Which lines hold the word "intercept"? Copy each one.

Records from a dataset:
-=-=-=-=-

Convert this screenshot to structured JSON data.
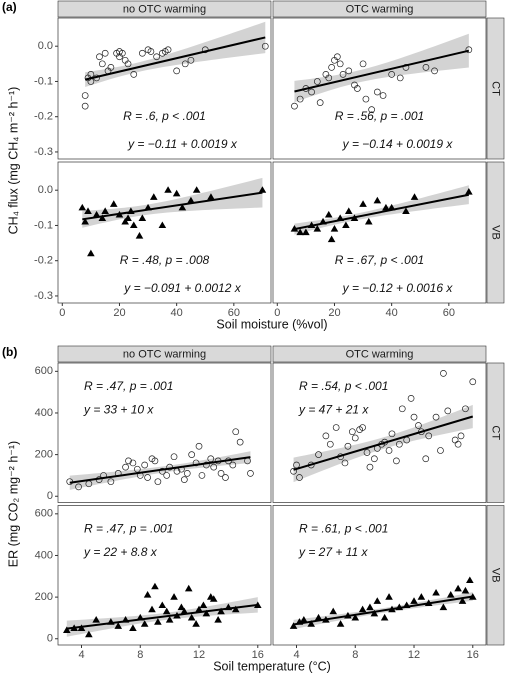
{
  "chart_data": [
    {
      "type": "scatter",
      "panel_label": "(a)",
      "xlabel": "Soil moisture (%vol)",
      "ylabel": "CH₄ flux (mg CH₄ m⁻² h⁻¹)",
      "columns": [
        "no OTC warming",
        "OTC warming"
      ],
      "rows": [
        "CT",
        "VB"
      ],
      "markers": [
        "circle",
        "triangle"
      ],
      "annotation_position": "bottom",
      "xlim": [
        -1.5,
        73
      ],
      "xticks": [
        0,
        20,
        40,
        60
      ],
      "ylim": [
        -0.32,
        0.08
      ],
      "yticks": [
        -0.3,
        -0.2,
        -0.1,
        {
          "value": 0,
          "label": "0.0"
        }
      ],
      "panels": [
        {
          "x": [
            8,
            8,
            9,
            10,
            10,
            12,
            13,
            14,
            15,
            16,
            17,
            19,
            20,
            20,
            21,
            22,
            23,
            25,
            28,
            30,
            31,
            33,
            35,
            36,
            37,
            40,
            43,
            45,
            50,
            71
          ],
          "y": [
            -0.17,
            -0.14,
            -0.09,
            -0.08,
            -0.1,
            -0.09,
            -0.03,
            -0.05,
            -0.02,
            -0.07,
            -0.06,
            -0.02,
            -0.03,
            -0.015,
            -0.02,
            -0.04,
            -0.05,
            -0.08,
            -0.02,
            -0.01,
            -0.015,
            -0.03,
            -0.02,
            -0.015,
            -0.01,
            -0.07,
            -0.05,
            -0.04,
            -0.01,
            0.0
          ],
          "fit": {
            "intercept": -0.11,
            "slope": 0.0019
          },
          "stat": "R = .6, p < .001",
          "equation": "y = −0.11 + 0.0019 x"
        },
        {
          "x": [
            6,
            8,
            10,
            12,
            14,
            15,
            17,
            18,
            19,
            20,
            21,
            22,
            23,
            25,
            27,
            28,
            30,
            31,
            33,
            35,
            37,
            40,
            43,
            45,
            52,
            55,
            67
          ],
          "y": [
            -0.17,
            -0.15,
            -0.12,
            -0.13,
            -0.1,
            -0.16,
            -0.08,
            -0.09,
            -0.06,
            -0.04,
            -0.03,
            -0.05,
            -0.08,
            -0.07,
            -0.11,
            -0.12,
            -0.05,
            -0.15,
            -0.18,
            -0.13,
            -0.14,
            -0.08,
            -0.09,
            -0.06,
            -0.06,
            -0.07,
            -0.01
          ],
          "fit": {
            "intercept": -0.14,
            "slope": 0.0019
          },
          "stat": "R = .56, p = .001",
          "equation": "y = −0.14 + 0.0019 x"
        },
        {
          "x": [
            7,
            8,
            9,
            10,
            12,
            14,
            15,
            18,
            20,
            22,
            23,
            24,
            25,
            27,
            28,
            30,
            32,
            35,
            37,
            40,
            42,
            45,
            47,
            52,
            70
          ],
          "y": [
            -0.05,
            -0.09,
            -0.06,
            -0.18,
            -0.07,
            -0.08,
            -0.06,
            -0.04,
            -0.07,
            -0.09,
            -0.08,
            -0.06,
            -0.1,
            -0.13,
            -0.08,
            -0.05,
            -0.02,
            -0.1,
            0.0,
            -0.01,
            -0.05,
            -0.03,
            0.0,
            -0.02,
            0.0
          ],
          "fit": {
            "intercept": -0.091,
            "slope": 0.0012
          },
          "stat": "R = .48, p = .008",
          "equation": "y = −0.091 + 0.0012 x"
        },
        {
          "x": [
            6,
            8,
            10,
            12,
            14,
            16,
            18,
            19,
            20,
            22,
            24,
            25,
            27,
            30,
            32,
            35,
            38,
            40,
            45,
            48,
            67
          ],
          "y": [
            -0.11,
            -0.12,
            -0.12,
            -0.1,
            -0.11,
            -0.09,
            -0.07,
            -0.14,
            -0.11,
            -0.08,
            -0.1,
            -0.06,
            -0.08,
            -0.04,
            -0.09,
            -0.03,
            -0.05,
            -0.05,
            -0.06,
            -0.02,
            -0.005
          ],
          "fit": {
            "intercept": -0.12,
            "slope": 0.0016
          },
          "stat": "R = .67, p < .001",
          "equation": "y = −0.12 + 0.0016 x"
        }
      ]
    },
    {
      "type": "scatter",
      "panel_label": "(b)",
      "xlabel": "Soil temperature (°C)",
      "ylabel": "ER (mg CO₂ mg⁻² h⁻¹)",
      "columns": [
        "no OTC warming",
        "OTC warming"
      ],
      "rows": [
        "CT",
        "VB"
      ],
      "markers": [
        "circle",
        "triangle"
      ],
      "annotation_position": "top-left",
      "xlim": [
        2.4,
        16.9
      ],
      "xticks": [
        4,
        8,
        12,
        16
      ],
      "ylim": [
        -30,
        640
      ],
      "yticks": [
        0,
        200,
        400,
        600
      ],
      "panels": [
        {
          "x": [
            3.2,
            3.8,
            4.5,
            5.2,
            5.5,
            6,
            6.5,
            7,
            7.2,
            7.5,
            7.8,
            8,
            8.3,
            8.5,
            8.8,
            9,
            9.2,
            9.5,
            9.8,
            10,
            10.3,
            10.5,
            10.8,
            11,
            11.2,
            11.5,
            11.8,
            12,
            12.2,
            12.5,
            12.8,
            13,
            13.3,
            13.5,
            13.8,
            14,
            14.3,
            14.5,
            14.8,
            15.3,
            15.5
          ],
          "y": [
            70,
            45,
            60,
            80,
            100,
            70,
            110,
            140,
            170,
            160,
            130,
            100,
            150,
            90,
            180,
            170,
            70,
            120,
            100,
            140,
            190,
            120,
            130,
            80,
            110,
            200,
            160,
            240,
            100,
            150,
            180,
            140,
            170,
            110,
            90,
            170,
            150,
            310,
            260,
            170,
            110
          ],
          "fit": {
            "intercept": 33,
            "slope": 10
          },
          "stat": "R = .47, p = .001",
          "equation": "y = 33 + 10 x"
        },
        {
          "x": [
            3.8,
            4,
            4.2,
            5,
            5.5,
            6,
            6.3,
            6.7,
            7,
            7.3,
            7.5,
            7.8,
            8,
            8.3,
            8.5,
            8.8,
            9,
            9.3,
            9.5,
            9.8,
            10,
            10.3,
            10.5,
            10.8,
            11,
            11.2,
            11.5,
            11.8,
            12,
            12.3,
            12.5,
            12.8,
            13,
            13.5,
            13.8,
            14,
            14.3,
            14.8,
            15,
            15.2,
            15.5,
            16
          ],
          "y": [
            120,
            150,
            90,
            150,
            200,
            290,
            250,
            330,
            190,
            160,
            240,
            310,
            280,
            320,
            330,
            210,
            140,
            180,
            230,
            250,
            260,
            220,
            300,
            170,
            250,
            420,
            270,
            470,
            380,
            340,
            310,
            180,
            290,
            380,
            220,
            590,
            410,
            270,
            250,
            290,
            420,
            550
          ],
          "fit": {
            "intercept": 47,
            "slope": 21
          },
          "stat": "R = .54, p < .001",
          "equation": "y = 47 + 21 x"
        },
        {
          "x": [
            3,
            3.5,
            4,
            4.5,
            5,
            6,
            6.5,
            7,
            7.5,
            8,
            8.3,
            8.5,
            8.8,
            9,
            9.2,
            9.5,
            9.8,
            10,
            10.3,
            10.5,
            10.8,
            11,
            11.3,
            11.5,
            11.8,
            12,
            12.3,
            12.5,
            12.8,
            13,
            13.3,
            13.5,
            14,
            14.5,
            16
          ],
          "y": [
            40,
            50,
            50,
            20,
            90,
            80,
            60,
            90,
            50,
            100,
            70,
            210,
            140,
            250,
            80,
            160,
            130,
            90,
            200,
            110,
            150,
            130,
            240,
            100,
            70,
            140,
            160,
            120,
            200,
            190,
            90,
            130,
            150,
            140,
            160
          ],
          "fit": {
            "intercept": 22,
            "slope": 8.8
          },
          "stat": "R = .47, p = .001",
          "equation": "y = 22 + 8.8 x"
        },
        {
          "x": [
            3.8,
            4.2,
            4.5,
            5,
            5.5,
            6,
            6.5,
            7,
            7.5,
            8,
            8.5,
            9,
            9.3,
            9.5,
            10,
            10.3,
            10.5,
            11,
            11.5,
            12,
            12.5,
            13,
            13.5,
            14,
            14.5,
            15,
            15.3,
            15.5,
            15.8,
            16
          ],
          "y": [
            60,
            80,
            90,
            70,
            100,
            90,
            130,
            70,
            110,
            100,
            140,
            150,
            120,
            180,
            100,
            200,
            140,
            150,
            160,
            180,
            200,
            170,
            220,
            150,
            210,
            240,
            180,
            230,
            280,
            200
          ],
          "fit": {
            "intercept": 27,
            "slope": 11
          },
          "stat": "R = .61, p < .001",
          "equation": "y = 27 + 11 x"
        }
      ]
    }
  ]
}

-=-=-=-=-

* Expected answer
            "intercept": -0.11,
            "intercept": -0.14,
            "intercept": -0.091,
            "intercept": -0.12,
            "intercept": 33,
            "intercept": 47,
            "intercept": 22,
            "intercept": 27,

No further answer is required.